_Given task_
Repeat each line word for word.

Figure content listings:
━━━

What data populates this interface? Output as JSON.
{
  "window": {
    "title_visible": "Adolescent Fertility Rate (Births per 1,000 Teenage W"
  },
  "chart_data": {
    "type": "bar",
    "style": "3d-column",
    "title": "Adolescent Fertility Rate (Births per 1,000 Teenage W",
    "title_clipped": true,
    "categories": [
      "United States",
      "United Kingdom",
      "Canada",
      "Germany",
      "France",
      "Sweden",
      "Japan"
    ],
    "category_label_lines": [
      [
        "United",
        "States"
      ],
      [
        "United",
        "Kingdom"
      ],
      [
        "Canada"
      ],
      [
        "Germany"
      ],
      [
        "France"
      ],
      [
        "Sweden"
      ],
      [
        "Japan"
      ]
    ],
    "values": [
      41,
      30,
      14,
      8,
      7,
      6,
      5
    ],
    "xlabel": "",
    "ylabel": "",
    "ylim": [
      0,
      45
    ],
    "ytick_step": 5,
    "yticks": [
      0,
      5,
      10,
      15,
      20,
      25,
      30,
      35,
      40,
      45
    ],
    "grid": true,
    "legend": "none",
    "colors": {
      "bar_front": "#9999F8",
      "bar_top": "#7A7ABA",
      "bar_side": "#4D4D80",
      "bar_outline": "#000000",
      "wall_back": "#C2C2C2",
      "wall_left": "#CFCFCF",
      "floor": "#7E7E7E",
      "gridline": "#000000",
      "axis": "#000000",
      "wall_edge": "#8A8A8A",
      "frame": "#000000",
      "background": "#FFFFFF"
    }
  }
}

━━━

_Answer to the exercise_
What data populates this interface? Output as JSON.
{
  "window": {
    "title_visible": "Adolescent Fertility Rate (Births per 1,000 Teenage W"
  },
  "chart_data": {
    "type": "bar",
    "style": "3d-column",
    "title": "Adolescent Fertility Rate (Births per 1,000 Teenage W",
    "title_clipped": true,
    "categories": [
      "United States",
      "United Kingdom",
      "Canada",
      "Germany",
      "France",
      "Sweden",
      "Japan"
    ],
    "category_label_lines": [
      [
        "United",
        "States"
      ],
      [
        "United",
        "Kingdom"
      ],
      [
        "Canada"
      ],
      [
        "Germany"
      ],
      [
        "France"
      ],
      [
        "Sweden"
      ],
      [
        "Japan"
      ]
    ],
    "values": [
      41,
      30,
      14,
      8,
      7,
      6,
      5
    ],
    "xlabel": "",
    "ylabel": "",
    "ylim": [
      0,
      45
    ],
    "ytick_step": 5,
    "yticks": [
      0,
      5,
      10,
      15,
      20,
      25,
      30,
      35,
      40,
      45
    ],
    "grid": true,
    "legend": "none",
    "colors": {
      "bar_front": "#9999F8",
      "bar_top": "#7A7ABA",
      "bar_side": "#4D4D80",
      "bar_outline": "#000000",
      "wall_back": "#C2C2C2",
      "wall_left": "#CFCFCF",
      "floor": "#7E7E7E",
      "gridline": "#000000",
      "axis": "#000000",
      "wall_edge": "#8A8A8A",
      "frame": "#000000",
      "background": "#FFFFFF"
    }
  }
}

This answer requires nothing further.